Prompt a:
Find every line in the records that contains the string "List", and copy each of those lines.

[Gluster-users] Disperse volumes on armhf

Discussion:

Fox

2018-08-03 04:21:30 UTC

Just wondering if anyone else is running into the same behavior with
disperse volumes described below and what I might be able to do about it.

I am using ubuntu 18.04LTS on Odroid HC-2 hardware (armhf) and have
installed gluster 4.1.2 via PPA. I have 12 member nodes each with a single
brick. I can successfully create a working volume via the command:

gluster volume create testvol1 disperse 12 redundancy 4
gluster01:/exports/sda/brick1/testvol1
gluster02:/exports/sda/brick1/testvol1
gluster03:/exports/sda/brick1/testvol1
gluster04:/exports/sda/brick1/testvol1
gluster05:/exports/sda/brick1/testvol1
gluster06:/exports/sda/brick1/testvol1
gluster07:/exports/sda/brick1/testvol1
gluster08:/exports/sda/brick1/testvol1
gluster09:/exports/sda/brick1/testvol1
gluster10:/exports/sda/brick1/testvol1
gluster11:/exports/sda/brick1/testvol1
gluster12:/exports/sda/brick1/testvol1

And start the volume:
gluster volume start testvol1

Mounting the volume on an x86-64 system it performs as expected.

Stored records:
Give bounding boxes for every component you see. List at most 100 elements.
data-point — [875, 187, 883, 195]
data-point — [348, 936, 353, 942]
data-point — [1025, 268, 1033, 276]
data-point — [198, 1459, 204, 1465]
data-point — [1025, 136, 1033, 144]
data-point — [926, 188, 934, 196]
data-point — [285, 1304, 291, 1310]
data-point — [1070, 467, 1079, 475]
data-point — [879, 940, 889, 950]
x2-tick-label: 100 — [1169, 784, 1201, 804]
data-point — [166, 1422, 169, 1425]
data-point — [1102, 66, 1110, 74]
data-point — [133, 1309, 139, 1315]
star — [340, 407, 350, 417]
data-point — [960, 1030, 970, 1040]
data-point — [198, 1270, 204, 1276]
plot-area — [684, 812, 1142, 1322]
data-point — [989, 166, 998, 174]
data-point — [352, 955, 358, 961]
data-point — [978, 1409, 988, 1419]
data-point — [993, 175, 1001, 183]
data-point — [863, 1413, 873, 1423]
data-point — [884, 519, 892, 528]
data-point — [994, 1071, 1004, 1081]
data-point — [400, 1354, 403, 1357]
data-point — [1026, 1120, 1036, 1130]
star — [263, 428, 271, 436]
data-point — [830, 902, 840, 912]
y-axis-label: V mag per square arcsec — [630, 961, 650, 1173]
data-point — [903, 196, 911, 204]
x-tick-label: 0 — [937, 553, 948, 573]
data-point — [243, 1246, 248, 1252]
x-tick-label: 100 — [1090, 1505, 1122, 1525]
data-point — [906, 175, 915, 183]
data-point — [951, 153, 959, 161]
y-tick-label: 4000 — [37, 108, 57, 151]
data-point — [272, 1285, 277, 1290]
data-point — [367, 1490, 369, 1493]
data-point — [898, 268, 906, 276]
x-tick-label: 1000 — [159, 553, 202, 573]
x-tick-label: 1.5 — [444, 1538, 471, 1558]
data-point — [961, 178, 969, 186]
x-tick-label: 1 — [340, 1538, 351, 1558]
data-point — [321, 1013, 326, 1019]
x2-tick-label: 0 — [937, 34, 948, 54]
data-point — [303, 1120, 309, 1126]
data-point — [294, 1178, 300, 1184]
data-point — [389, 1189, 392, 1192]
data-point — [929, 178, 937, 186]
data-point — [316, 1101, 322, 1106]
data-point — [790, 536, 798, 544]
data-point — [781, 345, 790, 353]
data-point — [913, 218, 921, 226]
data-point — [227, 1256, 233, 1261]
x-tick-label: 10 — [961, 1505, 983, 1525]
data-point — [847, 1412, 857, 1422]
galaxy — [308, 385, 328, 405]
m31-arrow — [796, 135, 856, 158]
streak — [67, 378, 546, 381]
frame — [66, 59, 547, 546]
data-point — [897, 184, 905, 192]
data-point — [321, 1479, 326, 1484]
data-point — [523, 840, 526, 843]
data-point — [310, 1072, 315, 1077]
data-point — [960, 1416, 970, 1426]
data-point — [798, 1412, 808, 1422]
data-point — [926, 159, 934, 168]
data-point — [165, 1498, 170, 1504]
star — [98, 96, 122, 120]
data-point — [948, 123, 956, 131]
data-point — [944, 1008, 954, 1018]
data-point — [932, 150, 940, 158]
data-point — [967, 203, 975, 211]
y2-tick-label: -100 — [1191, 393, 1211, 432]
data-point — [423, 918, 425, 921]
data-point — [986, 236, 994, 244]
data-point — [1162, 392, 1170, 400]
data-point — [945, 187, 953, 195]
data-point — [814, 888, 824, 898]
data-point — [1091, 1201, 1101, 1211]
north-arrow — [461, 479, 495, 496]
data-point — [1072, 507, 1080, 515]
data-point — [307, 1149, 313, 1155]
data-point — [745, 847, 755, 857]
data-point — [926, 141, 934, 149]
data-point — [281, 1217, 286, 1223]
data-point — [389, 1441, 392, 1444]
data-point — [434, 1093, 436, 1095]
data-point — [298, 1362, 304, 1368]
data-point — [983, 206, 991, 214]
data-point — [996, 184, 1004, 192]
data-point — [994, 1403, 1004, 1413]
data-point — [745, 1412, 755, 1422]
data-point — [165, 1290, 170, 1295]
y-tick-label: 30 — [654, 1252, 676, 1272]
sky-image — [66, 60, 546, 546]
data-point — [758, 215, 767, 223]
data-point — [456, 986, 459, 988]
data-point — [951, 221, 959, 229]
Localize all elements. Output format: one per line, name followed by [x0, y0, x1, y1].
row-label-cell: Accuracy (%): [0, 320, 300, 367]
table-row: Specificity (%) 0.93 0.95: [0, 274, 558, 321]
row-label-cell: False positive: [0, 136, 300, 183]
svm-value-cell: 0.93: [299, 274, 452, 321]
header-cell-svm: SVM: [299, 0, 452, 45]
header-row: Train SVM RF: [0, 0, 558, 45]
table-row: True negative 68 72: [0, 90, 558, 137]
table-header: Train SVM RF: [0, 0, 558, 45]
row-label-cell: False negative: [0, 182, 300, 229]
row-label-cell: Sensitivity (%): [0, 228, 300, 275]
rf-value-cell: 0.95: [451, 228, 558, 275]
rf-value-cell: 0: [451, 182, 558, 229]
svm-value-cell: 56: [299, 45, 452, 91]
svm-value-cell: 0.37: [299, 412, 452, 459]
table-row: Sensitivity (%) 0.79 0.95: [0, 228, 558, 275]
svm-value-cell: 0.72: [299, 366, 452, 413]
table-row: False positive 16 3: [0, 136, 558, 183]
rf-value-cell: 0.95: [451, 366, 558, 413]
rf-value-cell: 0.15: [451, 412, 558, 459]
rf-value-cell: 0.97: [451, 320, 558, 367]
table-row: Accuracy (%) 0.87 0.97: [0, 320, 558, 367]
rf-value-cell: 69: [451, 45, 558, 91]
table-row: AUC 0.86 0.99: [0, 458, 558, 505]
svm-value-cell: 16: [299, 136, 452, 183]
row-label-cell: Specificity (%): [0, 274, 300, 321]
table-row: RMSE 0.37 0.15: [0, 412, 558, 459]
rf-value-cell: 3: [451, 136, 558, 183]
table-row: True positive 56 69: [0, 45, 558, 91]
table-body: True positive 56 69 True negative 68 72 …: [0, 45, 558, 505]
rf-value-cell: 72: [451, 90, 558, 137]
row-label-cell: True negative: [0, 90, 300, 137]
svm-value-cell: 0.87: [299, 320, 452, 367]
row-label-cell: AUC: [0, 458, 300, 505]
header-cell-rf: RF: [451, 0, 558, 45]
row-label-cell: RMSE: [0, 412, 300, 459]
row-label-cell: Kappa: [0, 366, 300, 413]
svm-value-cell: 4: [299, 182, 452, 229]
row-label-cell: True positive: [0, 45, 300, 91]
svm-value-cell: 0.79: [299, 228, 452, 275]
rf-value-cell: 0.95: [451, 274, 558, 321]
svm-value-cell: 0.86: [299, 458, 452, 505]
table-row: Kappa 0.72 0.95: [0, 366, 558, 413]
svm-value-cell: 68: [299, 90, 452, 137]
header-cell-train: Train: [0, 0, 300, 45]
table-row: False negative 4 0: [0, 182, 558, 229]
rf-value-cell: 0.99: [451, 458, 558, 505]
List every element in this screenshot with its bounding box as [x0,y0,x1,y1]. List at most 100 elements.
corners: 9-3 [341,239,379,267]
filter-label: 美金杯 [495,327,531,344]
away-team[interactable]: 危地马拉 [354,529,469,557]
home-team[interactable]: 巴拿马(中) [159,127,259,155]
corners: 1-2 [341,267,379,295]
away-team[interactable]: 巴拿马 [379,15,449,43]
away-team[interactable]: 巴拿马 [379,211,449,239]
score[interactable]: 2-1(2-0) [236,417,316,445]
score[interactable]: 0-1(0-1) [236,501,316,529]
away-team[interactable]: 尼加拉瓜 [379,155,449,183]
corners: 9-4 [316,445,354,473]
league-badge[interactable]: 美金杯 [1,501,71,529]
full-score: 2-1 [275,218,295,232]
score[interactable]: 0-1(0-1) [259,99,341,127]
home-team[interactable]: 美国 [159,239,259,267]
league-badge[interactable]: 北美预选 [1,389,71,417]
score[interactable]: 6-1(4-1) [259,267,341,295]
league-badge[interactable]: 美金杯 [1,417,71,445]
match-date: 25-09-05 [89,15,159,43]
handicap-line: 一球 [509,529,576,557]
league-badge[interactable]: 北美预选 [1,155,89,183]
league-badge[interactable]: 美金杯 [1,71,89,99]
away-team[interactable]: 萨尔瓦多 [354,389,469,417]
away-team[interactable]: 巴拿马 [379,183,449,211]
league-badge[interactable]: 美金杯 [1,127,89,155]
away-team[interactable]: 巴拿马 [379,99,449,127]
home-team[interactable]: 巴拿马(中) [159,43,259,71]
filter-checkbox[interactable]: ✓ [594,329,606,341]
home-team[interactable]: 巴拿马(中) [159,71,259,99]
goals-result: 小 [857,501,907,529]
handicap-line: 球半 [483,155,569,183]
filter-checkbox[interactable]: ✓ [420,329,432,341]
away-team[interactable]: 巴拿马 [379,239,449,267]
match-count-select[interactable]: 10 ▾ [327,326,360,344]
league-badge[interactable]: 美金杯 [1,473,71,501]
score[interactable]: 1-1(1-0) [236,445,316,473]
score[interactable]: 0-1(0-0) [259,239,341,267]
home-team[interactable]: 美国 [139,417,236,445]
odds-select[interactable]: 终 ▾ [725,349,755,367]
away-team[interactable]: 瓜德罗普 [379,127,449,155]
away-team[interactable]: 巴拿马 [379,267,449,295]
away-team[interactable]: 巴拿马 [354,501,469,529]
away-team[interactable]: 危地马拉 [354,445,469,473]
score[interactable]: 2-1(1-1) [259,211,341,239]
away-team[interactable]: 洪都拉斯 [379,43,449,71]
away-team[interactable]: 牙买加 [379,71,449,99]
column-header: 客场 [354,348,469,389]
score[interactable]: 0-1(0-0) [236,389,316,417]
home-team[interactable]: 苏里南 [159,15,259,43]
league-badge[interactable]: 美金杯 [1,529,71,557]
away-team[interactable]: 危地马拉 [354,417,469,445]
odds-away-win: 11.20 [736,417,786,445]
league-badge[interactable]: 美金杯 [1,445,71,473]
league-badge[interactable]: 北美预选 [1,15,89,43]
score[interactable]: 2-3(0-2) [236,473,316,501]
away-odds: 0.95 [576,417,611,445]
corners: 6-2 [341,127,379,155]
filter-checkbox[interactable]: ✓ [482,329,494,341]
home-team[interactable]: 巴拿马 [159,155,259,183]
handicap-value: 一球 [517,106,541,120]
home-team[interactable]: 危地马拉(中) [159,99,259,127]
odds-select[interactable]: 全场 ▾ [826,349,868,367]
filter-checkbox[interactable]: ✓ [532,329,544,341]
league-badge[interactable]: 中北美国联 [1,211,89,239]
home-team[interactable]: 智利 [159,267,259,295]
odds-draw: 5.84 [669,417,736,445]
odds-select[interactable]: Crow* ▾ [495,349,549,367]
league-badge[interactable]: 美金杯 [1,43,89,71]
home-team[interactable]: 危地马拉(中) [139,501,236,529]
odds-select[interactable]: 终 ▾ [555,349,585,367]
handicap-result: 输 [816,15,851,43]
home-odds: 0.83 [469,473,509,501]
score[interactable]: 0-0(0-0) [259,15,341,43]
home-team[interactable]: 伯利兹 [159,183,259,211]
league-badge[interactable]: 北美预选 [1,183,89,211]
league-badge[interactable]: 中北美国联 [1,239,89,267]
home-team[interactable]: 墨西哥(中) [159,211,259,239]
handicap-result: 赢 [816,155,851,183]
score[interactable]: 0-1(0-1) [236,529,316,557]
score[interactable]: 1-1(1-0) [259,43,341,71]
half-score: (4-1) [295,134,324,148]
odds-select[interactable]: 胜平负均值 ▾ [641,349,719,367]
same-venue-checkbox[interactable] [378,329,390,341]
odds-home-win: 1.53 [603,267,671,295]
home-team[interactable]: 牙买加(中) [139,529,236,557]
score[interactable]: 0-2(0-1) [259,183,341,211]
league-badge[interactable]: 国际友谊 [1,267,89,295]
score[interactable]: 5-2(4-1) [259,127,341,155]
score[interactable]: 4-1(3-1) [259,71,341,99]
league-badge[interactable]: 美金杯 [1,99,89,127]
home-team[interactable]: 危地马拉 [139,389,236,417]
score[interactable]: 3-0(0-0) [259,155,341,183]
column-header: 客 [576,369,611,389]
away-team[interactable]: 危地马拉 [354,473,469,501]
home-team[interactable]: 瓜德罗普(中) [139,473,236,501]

Prompt b:
According to the Gluster thread, which version of gluster was installed?

Correct result a:
Give bounding boxes for every component you see. List at most 100 elements.
List every element in this screenshot with its bounding box as [x0,y0,x1,y1]. List at most 100 elements.

Correct result b:
Gluster 4.1.2.